[Do this] Pull every line containing "into" out of the material below.
* begin *
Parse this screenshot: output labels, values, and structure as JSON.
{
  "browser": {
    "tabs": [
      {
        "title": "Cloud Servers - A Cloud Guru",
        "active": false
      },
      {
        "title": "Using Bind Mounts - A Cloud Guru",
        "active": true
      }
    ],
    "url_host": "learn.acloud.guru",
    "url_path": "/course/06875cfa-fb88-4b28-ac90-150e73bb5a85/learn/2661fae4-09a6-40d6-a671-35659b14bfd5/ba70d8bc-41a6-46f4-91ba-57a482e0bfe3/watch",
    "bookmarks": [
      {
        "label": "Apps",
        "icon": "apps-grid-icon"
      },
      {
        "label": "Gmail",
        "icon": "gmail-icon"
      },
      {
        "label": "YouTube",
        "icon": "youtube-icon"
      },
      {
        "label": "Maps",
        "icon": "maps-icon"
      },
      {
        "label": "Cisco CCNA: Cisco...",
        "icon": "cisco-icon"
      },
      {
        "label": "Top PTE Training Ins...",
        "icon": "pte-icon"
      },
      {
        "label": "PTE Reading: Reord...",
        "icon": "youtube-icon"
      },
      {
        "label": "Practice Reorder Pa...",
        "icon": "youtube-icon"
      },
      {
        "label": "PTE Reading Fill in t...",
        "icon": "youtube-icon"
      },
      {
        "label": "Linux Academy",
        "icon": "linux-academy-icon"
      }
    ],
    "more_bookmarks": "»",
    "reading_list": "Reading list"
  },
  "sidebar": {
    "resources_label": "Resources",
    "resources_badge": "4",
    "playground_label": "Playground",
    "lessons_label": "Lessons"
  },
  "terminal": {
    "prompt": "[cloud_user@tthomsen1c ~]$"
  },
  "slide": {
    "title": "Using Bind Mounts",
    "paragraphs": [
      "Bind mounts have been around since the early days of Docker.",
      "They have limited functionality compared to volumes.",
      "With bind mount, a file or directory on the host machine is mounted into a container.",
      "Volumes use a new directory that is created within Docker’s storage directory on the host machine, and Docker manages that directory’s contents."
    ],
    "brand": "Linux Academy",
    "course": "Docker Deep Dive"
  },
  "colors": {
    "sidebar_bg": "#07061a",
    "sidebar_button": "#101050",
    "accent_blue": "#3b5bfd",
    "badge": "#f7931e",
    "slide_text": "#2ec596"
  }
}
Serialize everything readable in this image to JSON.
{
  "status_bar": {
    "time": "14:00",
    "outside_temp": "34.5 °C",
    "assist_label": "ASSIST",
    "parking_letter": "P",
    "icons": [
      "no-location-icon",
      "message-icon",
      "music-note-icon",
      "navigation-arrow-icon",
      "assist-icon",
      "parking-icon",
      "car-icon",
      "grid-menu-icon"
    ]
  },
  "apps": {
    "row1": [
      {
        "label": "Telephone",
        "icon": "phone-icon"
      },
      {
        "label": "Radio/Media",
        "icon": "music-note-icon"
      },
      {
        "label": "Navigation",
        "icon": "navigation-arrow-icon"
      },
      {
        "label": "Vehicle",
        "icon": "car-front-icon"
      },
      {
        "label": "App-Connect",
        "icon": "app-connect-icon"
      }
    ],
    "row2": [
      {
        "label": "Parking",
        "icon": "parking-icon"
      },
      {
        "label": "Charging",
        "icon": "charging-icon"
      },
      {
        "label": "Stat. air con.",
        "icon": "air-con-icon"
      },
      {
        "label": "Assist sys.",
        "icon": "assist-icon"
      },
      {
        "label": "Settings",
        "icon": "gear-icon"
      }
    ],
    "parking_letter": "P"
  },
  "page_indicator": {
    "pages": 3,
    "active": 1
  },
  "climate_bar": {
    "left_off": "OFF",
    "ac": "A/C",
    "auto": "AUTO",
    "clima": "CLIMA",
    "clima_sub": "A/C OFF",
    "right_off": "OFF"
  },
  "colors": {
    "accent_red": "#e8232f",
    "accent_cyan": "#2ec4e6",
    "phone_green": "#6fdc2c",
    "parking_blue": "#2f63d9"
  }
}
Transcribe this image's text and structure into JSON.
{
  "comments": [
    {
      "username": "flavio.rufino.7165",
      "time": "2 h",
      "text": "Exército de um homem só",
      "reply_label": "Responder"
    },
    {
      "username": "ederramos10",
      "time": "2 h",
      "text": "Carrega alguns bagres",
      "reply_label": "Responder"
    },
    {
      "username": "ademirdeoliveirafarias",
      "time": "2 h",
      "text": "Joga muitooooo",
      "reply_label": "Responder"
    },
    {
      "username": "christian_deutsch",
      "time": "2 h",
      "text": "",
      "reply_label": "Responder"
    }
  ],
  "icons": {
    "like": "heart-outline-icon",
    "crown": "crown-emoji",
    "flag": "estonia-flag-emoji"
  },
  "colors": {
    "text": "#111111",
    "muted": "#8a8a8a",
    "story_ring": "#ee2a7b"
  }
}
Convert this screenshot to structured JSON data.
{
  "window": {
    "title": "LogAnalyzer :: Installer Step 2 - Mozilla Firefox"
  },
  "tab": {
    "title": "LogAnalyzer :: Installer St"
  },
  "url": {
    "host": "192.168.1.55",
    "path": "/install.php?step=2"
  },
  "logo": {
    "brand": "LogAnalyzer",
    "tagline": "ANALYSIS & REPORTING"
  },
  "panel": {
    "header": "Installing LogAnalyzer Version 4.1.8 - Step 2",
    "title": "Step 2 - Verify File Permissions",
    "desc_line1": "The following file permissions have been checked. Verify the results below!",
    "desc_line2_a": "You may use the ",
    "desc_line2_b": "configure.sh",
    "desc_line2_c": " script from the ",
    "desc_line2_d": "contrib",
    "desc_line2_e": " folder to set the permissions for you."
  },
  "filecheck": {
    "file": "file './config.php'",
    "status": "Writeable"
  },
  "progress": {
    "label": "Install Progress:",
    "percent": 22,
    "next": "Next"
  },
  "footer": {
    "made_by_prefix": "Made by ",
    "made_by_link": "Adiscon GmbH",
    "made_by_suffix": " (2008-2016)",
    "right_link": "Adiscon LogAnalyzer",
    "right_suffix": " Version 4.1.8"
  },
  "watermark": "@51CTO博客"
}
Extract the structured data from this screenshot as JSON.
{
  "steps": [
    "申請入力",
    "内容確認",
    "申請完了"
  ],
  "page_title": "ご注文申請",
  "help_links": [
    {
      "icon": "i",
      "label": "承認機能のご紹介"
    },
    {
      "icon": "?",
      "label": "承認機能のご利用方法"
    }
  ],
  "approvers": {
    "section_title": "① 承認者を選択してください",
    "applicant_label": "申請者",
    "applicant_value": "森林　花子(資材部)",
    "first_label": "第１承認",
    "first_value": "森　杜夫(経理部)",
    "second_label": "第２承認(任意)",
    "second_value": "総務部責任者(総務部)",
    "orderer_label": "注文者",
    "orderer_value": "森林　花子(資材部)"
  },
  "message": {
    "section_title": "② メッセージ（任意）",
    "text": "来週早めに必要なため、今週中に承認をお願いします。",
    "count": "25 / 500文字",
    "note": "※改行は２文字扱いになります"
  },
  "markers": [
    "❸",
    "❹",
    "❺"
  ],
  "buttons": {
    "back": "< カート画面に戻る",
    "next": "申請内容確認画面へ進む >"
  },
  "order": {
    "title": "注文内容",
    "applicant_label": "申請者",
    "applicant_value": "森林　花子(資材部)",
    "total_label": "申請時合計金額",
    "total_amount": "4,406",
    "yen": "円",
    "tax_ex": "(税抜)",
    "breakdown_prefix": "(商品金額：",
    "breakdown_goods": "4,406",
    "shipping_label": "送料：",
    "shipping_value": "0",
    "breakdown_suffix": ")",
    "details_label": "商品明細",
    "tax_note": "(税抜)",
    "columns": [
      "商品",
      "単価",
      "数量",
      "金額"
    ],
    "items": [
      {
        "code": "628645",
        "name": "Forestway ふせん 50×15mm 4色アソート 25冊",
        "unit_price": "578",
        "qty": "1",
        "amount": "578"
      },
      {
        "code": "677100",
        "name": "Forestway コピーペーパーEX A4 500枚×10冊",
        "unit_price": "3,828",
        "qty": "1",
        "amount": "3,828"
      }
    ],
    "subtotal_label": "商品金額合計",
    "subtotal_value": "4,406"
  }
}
* end *
[Written answer]
      "With bind mount, a file or directory on the host machine is mounted into a container.",
Transcribe this image's text and structure into JSON.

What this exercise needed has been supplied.